* **RAW DATA**:
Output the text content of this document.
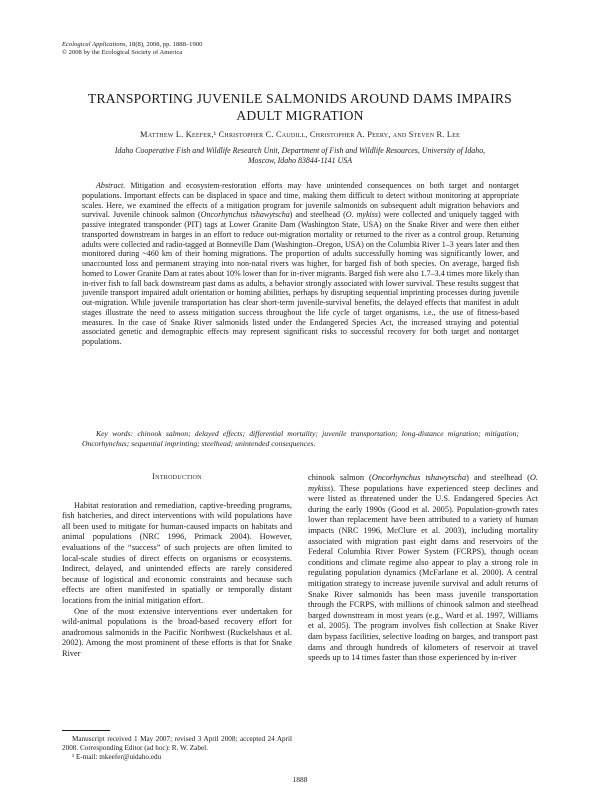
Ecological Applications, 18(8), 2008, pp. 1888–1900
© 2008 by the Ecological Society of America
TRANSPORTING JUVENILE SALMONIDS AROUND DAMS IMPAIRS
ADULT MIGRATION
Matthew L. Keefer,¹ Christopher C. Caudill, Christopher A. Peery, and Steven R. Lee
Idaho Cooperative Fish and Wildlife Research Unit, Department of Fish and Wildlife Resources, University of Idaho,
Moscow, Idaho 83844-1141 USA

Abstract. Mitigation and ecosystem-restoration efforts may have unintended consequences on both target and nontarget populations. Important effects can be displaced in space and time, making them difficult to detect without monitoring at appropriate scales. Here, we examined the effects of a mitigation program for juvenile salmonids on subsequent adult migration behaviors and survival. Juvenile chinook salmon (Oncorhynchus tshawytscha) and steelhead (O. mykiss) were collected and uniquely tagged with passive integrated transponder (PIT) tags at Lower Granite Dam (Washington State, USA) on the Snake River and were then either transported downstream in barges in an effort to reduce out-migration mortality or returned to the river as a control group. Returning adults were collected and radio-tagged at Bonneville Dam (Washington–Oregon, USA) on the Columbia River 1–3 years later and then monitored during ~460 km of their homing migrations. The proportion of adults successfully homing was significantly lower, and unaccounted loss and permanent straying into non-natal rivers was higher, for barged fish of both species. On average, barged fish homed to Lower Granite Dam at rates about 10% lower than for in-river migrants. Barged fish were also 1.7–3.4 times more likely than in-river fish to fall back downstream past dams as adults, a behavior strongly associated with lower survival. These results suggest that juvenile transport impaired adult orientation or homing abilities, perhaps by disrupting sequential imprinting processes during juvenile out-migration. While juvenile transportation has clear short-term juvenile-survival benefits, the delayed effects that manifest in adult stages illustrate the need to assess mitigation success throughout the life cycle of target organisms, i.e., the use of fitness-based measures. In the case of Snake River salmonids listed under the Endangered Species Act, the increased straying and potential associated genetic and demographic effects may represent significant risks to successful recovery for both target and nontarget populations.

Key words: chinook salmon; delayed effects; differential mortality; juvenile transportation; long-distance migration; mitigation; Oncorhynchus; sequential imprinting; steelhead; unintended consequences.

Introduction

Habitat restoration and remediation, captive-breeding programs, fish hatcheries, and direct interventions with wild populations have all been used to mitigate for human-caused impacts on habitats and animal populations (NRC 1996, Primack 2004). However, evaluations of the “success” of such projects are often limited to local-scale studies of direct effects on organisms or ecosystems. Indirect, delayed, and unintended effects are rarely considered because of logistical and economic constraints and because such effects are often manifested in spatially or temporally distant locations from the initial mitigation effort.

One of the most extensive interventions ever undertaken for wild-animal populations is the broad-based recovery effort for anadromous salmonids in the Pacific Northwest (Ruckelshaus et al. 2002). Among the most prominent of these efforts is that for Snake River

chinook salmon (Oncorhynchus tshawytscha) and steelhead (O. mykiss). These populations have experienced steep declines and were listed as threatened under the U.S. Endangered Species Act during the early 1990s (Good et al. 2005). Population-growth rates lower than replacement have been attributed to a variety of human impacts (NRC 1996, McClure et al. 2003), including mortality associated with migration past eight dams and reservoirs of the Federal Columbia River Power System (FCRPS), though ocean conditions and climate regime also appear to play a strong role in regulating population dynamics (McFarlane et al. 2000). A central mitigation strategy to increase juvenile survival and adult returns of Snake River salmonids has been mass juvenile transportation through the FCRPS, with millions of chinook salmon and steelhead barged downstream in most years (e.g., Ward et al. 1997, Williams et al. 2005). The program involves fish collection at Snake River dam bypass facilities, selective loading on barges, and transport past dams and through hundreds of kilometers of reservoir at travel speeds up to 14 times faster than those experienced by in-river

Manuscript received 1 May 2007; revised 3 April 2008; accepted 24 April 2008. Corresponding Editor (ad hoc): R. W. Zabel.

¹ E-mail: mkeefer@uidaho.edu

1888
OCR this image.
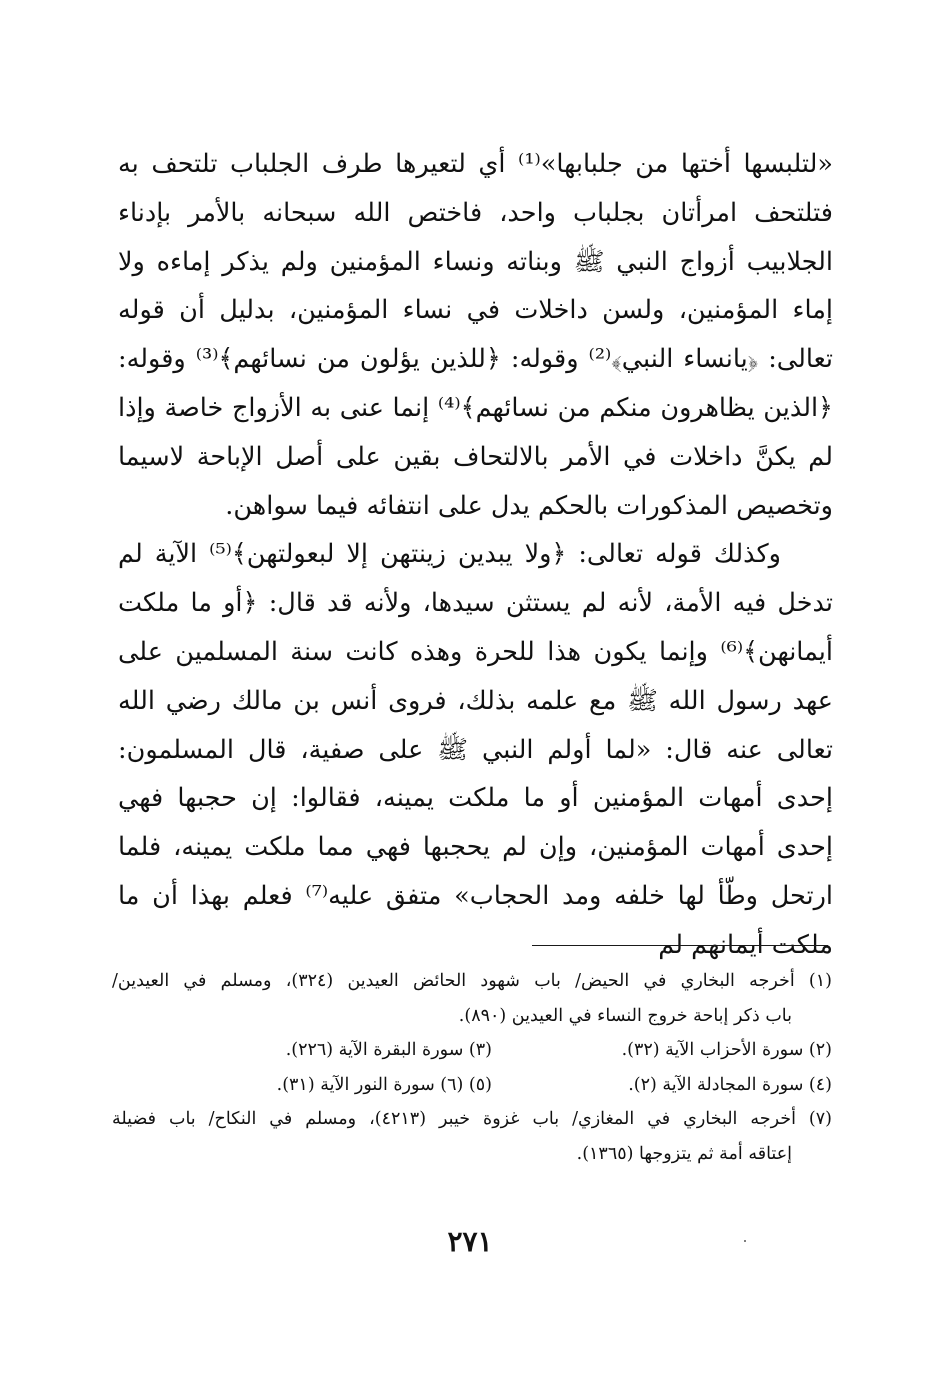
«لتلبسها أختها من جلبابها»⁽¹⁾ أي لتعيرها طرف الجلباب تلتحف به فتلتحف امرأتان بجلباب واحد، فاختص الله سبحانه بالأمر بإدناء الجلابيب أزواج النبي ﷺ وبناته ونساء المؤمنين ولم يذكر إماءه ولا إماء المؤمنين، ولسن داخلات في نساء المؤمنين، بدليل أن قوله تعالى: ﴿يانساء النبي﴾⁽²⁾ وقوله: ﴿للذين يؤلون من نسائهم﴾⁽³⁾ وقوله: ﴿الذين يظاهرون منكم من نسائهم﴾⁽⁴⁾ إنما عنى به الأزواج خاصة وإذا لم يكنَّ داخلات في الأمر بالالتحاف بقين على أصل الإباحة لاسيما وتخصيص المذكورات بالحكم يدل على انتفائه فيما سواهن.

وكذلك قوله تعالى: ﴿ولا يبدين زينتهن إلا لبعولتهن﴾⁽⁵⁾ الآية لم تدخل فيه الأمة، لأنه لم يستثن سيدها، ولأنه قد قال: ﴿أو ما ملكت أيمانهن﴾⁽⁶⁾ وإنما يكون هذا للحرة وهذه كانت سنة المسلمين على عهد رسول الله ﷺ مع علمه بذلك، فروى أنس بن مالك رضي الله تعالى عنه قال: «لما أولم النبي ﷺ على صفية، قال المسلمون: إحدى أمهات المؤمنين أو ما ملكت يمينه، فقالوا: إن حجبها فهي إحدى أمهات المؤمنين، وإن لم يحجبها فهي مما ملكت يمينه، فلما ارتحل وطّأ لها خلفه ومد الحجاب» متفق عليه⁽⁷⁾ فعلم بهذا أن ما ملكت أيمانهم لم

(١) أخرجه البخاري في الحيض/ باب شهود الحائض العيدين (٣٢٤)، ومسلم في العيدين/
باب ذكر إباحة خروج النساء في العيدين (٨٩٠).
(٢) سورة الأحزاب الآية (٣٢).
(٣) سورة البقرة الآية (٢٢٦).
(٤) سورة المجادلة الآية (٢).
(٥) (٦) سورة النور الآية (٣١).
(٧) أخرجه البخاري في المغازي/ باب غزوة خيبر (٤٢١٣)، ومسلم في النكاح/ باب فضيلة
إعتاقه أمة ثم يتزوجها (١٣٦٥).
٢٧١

* **WHAT YOU NEED TO DO**: Reproduce the material above verbatim; omit every picture.

* **SOLUTION FOR THIS TASK**:
Output the text content of this document.
Ecological Applications, 18(8), 2008, pp. 1888–1900
© 2008 by the Ecological Society of America
TRANSPORTING JUVENILE SALMONIDS AROUND DAMS IMPAIRS
ADULT MIGRATION
Matthew L. Keefer,¹ Christopher C. Caudill, Christopher A. Peery, and Steven R. Lee
Idaho Cooperative Fish and Wildlife Research Unit, Department of Fish and Wildlife Resources, University of Idaho,
Moscow, Idaho 83844-1141 USA

Abstract. Mitigation and ecosystem-restoration efforts may have unintended consequences on both target and nontarget populations. Important effects can be displaced in space and time, making them difficult to detect without monitoring at appropriate scales. Here, we examined the effects of a mitigation program for juvenile salmonids on subsequent adult migration behaviors and survival. Juvenile chinook salmon (Oncorhynchus tshawytscha) and steelhead (O. mykiss) were collected and uniquely tagged with passive integrated transponder (PIT) tags at Lower Granite Dam (Washington State, USA) on the Snake River and were then either transported downstream in barges in an effort to reduce out-migration mortality or returned to the river as a control group. Returning adults were collected and radio-tagged at Bonneville Dam (Washington–Oregon, USA) on the Columbia River 1–3 years later and then monitored during ~460 km of their homing migrations. The proportion of adults successfully homing was significantly lower, and unaccounted loss and permanent straying into non-natal rivers was higher, for barged fish of both species. On average, barged fish homed to Lower Granite Dam at rates about 10% lower than for in-river migrants. Barged fish were also 1.7–3.4 times more likely than in-river fish to fall back downstream past dams as adults, a behavior strongly associated with lower survival. These results suggest that juvenile transport impaired adult orientation or homing abilities, perhaps by disrupting sequential imprinting processes during juvenile out-migration. While juvenile transportation has clear short-term juvenile-survival benefits, the delayed effects that manifest in adult stages illustrate the need to assess mitigation success throughout the life cycle of target organisms, i.e., the use of fitness-based measures. In the case of Snake River salmonids listed under the Endangered Species Act, the increased straying and potential associated genetic and demographic effects may represent significant risks to successful recovery for both target and nontarget populations.

Key words: chinook salmon; delayed effects; differential mortality; juvenile transportation; long-distance migration; mitigation; Oncorhynchus; sequential imprinting; steelhead; unintended consequences.

Introduction

Habitat restoration and remediation, captive-breeding programs, fish hatcheries, and direct interventions with wild populations have all been used to mitigate for human-caused impacts on habitats and animal populations (NRC 1996, Primack 2004). However, evaluations of the “success” of such projects are often limited to local-scale studies of direct effects on organisms or ecosystems. Indirect, delayed, and unintended effects are rarely considered because of logistical and economic constraints and because such effects are often manifested in spatially or temporally distant locations from the initial mitigation effort.

One of the most extensive interventions ever undertaken for wild-animal populations is the broad-based recovery effort for anadromous salmonids in the Pacific Northwest (Ruckelshaus et al. 2002). Among the most prominent of these efforts is that for Snake River

chinook salmon (Oncorhynchus tshawytscha) and steelhead (O. mykiss). These populations have experienced steep declines and were listed as threatened under the U.S. Endangered Species Act during the early 1990s (Good et al. 2005). Population-growth rates lower than replacement have been attributed to a variety of human impacts (NRC 1996, McClure et al. 2003), including mortality associated with migration past eight dams and reservoirs of the Federal Columbia River Power System (FCRPS), though ocean conditions and climate regime also appear to play a strong role in regulating population dynamics (McFarlane et al. 2000). A central mitigation strategy to increase juvenile survival and adult returns of Snake River salmonids has been mass juvenile transportation through the FCRPS, with millions of chinook salmon and steelhead barged downstream in most years (e.g., Ward et al. 1997, Williams et al. 2005). The program involves fish collection at Snake River dam bypass facilities, selective loading on barges, and transport past dams and through hundreds of kilometers of reservoir at travel speeds up to 14 times faster than those experienced by in-river

Manuscript received 1 May 2007; revised 3 April 2008; accepted 24 April 2008. Corresponding Editor (ad hoc): R. W. Zabel.

¹ E-mail: mkeefer@uidaho.edu

1888
OCR this image.
«لتلبسها أختها من جلبابها»⁽¹⁾ أي لتعيرها طرف الجلباب تلتحف به فتلتحف امرأتان بجلباب واحد، فاختص الله سبحانه بالأمر بإدناء الجلابيب أزواج النبي ﷺ وبناته ونساء المؤمنين ولم يذكر إماءه ولا إماء المؤمنين، ولسن داخلات في نساء المؤمنين، بدليل أن قوله تعالى: ﴿يانساء النبي﴾⁽²⁾ وقوله: ﴿للذين يؤلون من نسائهم﴾⁽³⁾ وقوله: ﴿الذين يظاهرون منكم من نسائهم﴾⁽⁴⁾ إنما عنى به الأزواج خاصة وإذا لم يكنَّ داخلات في الأمر بالالتحاف بقين على أصل الإباحة لاسيما وتخصيص المذكورات بالحكم يدل على انتفائه فيما سواهن.

وكذلك قوله تعالى: ﴿ولا يبدين زينتهن إلا لبعولتهن﴾⁽⁵⁾ الآية لم تدخل فيه الأمة، لأنه لم يستثن سيدها، ولأنه قد قال: ﴿أو ما ملكت أيمانهن﴾⁽⁶⁾ وإنما يكون هذا للحرة وهذه كانت سنة المسلمين على عهد رسول الله ﷺ مع علمه بذلك، فروى أنس بن مالك رضي الله تعالى عنه قال: «لما أولم النبي ﷺ على صفية، قال المسلمون: إحدى أمهات المؤمنين أو ما ملكت يمينه، فقالوا: إن حجبها فهي إحدى أمهات المؤمنين، وإن لم يحجبها فهي مما ملكت يمينه، فلما ارتحل وطّأ لها خلفه ومد الحجاب» متفق عليه⁽⁷⁾ فعلم بهذا أن ما ملكت أيمانهم لم

(١) أخرجه البخاري في الحيض/ باب شهود الحائض العيدين (٣٢٤)، ومسلم في العيدين/
باب ذكر إباحة خروج النساء في العيدين (٨٩٠).
(٢) سورة الأحزاب الآية (٣٢).
(٣) سورة البقرة الآية (٢٢٦).
(٤) سورة المجادلة الآية (٢).
(٥) (٦) سورة النور الآية (٣١).
(٧) أخرجه البخاري في المغازي/ باب غزوة خيبر (٤٢١٣)، ومسلم في النكاح/ باب فضيلة
إعتاقه أمة ثم يتزوجها (١٣٦٥).
٢٧١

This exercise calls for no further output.